● What is being asked
Find every line with the string "Automático" in it, count them, and reply with that count only.

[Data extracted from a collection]
▶
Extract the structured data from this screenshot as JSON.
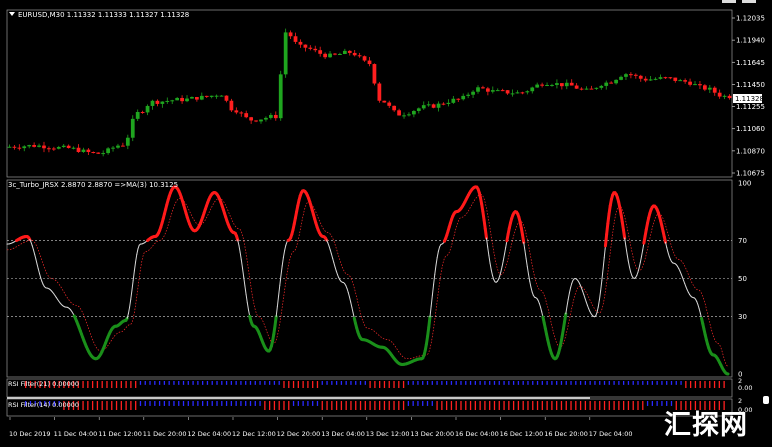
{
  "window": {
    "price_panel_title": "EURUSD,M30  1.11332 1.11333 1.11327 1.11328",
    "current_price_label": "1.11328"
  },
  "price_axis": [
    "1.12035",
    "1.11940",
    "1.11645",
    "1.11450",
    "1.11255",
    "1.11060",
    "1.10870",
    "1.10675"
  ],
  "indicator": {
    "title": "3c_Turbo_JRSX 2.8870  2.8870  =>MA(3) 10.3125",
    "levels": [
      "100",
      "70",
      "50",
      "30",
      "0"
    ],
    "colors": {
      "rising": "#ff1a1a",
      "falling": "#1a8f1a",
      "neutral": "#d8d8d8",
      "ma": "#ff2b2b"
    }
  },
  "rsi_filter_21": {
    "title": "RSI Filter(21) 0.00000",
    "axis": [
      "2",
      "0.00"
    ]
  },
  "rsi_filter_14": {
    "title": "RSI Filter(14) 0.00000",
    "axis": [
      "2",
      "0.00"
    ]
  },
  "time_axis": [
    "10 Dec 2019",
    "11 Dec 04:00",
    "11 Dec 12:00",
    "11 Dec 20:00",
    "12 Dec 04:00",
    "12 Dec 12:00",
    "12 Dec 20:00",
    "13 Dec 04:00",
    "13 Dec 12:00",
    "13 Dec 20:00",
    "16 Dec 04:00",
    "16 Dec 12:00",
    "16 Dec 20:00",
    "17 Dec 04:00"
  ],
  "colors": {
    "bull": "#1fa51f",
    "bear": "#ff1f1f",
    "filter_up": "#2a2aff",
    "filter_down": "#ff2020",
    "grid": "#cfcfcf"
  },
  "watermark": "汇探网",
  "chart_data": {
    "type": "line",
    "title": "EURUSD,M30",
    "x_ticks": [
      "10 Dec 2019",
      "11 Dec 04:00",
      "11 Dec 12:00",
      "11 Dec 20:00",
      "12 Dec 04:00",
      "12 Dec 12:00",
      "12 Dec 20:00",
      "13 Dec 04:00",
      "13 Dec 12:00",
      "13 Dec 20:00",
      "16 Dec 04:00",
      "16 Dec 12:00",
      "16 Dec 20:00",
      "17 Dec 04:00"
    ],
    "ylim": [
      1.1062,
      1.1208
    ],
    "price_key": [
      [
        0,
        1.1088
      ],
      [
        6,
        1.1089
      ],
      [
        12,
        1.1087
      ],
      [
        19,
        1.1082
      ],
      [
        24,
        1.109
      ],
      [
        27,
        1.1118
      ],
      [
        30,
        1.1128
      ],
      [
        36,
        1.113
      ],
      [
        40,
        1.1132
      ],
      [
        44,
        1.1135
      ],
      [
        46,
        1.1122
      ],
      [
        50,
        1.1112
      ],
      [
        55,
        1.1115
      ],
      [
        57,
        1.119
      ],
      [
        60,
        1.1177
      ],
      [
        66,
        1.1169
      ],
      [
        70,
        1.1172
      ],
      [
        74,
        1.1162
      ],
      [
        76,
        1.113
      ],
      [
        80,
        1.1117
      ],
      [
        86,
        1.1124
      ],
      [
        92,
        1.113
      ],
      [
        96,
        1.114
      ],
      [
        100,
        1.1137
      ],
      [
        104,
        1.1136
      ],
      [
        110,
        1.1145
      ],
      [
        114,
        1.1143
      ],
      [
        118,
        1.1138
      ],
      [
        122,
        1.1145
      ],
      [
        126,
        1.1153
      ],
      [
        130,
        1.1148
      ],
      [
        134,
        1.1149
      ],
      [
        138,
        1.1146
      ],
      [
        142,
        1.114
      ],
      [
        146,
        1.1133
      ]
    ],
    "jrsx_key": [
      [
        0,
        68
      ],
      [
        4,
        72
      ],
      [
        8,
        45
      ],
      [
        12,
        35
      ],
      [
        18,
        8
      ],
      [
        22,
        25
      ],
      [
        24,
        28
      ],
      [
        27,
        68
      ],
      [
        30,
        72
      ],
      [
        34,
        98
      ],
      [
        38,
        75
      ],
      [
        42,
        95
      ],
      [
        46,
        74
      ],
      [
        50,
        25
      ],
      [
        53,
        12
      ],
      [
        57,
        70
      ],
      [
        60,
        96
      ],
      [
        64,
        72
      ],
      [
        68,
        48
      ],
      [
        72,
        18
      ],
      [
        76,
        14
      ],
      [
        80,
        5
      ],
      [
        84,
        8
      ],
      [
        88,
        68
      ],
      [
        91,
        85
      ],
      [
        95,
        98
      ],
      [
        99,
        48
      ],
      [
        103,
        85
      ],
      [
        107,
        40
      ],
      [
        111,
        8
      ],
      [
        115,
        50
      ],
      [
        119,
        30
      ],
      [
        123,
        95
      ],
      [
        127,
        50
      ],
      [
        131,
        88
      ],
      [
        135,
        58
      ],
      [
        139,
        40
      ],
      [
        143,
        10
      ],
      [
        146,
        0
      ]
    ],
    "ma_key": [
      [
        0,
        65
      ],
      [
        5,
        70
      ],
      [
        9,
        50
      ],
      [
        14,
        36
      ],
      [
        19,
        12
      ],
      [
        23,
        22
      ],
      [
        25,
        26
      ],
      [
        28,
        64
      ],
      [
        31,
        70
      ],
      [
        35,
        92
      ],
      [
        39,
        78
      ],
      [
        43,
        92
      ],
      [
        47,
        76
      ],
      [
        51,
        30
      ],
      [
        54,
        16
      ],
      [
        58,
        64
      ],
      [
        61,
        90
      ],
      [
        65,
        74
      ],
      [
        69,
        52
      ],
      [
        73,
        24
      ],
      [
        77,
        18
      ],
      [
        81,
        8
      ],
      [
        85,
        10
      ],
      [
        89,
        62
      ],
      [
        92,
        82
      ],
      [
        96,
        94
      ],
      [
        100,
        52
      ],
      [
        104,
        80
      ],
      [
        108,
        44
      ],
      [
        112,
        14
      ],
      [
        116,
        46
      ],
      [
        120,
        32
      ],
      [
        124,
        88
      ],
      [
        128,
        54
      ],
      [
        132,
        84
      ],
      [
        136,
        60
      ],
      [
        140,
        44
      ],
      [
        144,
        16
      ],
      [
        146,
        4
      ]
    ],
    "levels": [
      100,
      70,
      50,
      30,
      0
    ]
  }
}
◀
▶
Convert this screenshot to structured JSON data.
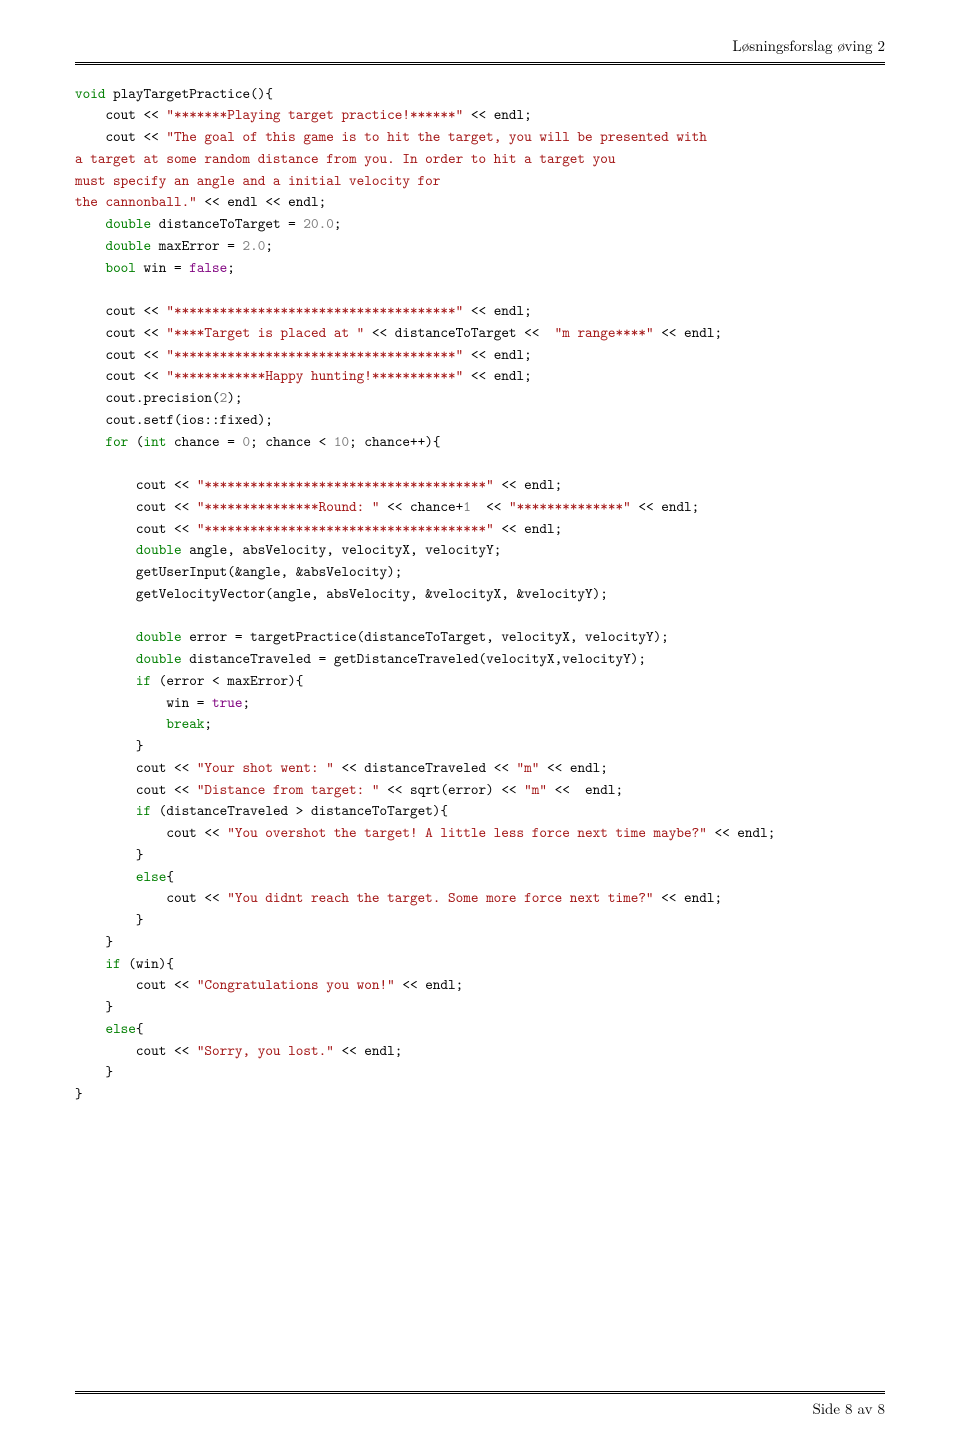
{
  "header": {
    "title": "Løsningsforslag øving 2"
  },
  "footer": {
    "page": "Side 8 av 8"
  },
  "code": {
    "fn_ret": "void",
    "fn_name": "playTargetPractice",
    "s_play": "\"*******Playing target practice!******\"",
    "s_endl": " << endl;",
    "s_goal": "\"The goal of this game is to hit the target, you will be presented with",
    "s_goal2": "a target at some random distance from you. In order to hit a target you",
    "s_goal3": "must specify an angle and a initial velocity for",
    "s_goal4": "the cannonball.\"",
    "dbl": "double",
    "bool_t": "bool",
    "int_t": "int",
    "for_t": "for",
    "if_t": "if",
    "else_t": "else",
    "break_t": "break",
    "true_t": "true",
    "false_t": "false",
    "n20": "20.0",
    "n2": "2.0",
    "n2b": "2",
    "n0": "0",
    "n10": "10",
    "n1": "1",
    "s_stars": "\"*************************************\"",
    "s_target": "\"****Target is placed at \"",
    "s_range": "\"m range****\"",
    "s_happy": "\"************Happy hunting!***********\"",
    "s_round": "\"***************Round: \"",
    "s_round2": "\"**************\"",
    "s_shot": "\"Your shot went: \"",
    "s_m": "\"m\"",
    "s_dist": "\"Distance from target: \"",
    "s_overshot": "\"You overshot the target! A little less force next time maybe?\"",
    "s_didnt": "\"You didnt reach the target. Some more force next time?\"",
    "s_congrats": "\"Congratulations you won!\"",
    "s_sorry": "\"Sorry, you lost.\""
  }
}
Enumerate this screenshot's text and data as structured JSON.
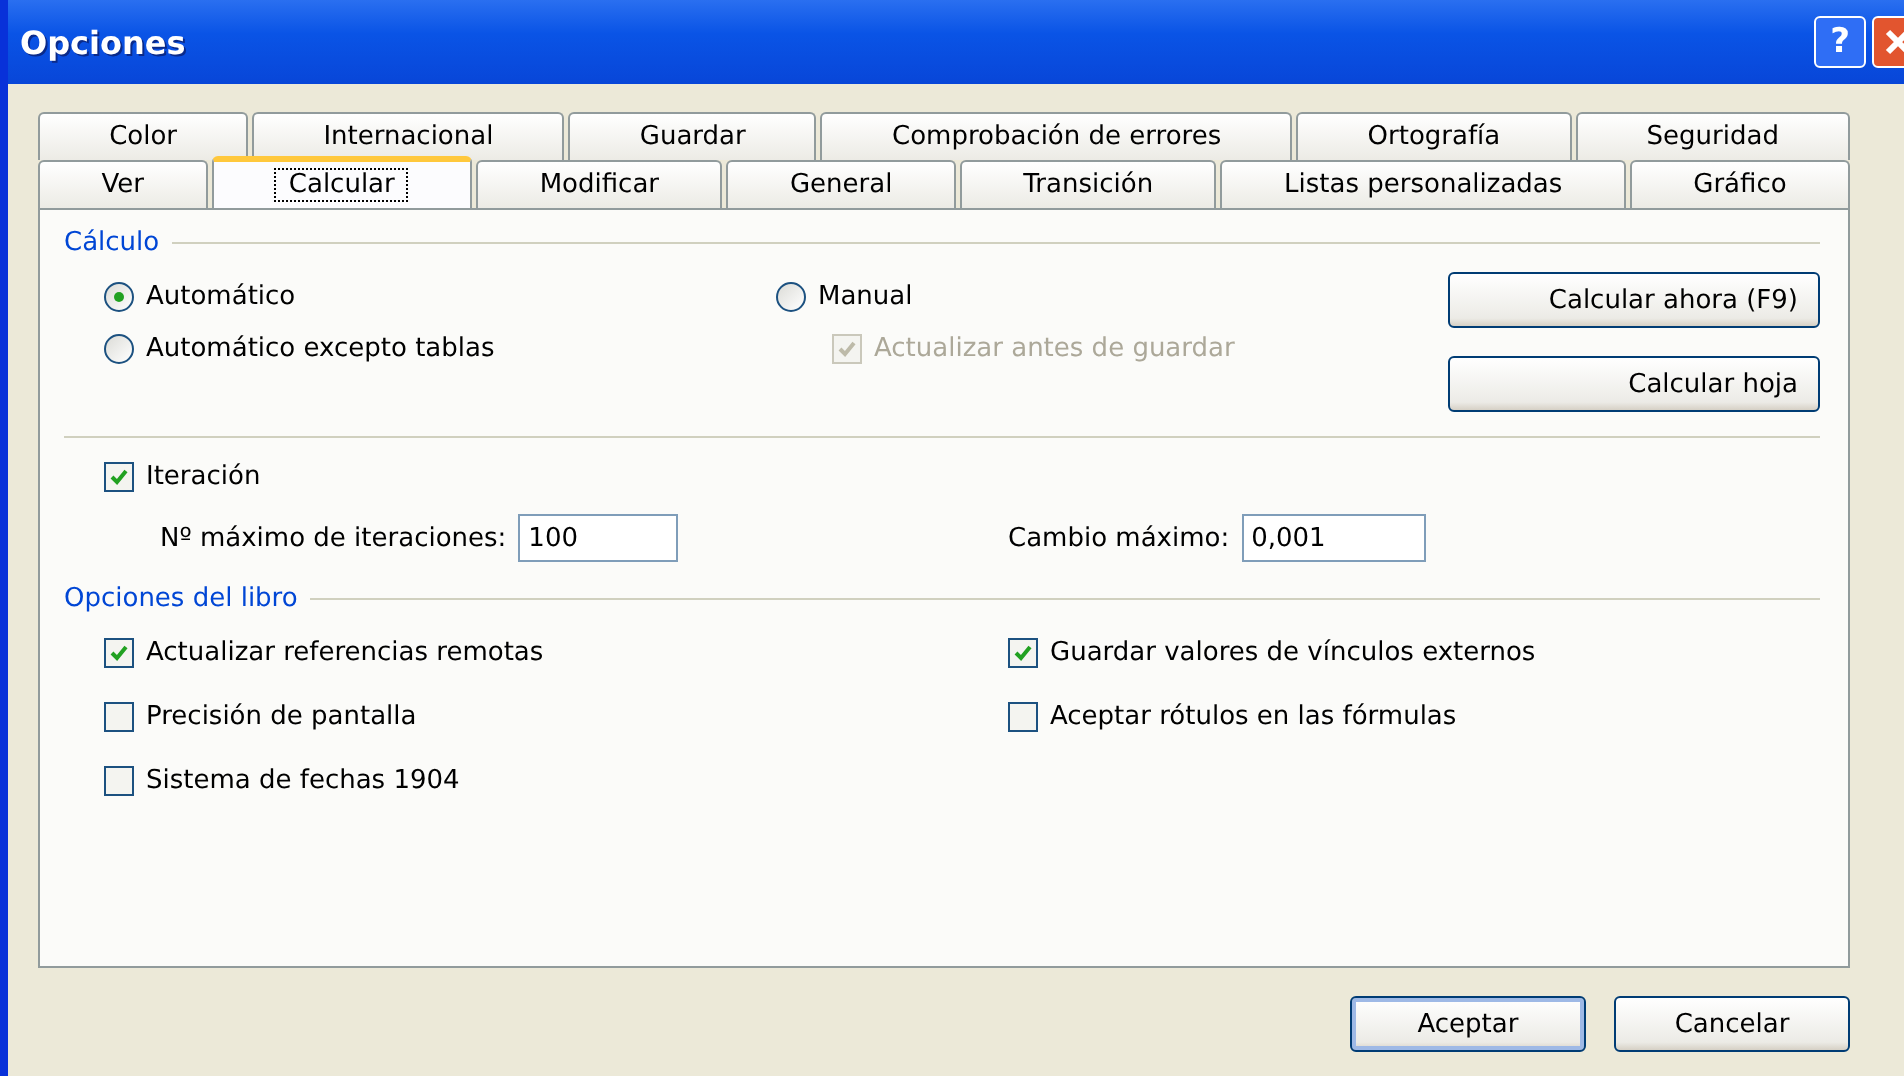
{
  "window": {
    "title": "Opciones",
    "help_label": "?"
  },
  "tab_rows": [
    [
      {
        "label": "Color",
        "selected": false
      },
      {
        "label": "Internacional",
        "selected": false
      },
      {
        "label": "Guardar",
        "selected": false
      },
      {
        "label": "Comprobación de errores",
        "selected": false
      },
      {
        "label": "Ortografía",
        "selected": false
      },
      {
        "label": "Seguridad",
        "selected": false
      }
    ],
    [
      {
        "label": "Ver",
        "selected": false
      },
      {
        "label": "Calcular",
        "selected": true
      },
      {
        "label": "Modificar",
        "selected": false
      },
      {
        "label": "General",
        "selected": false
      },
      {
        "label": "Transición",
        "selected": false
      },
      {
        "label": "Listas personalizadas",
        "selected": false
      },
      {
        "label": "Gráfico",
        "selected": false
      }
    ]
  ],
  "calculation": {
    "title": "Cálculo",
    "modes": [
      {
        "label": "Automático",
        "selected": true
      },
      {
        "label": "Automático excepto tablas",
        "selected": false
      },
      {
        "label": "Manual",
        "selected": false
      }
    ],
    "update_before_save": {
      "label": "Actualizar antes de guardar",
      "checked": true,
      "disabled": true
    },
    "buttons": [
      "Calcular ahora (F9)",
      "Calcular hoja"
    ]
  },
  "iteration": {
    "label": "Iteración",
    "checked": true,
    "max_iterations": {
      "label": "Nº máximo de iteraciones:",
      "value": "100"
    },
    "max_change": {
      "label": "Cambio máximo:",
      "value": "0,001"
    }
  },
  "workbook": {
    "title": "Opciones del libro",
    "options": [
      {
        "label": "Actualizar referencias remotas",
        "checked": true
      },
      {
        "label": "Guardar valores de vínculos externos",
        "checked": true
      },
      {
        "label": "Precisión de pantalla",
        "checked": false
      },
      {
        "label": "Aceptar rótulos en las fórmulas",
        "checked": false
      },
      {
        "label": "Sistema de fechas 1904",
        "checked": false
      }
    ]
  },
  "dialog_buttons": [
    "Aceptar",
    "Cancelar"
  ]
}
◀
▶
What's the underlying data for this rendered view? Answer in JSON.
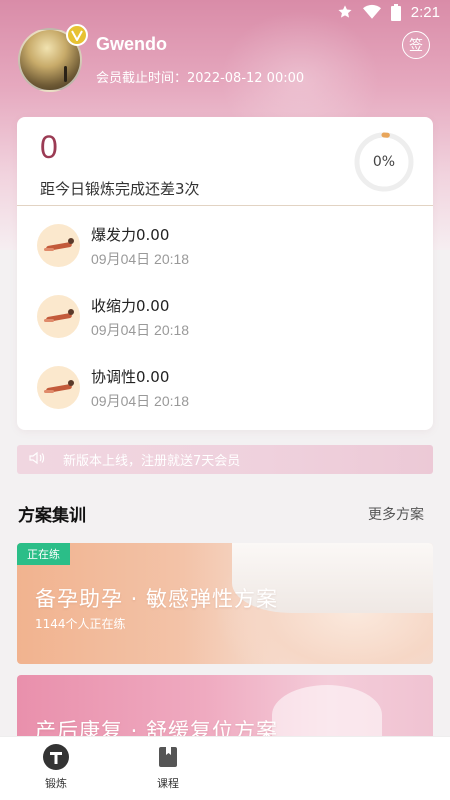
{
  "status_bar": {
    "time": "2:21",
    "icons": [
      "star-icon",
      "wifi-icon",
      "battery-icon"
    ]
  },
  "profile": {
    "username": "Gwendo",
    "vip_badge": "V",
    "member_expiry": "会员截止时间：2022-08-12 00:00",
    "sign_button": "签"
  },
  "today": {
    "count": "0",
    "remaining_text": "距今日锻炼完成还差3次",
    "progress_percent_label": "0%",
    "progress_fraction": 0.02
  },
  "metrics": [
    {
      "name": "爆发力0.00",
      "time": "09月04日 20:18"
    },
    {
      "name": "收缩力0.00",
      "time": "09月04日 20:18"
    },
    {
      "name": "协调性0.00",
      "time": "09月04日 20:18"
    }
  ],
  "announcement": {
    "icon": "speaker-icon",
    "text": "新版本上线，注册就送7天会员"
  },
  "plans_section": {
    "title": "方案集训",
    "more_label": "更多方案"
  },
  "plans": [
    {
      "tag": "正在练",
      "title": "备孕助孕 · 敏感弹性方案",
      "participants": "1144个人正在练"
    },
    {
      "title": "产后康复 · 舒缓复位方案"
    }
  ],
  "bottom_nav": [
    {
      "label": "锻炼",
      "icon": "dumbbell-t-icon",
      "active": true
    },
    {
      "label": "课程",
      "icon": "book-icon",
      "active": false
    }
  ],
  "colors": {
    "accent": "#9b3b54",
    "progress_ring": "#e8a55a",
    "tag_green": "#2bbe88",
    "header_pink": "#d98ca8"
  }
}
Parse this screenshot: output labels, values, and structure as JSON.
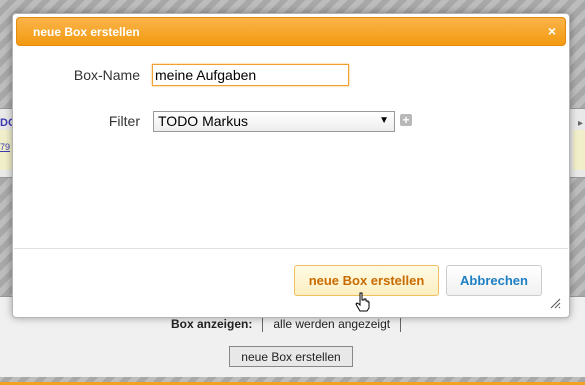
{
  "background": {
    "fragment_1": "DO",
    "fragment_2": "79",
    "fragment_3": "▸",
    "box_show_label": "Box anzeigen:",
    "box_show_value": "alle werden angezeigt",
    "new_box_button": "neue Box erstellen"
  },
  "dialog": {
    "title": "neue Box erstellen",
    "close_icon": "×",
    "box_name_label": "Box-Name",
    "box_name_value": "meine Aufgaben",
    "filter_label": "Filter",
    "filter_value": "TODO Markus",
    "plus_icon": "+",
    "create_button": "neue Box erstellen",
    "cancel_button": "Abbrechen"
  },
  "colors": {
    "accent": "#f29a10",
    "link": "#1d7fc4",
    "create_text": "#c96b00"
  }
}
◀
● Solved exercise
2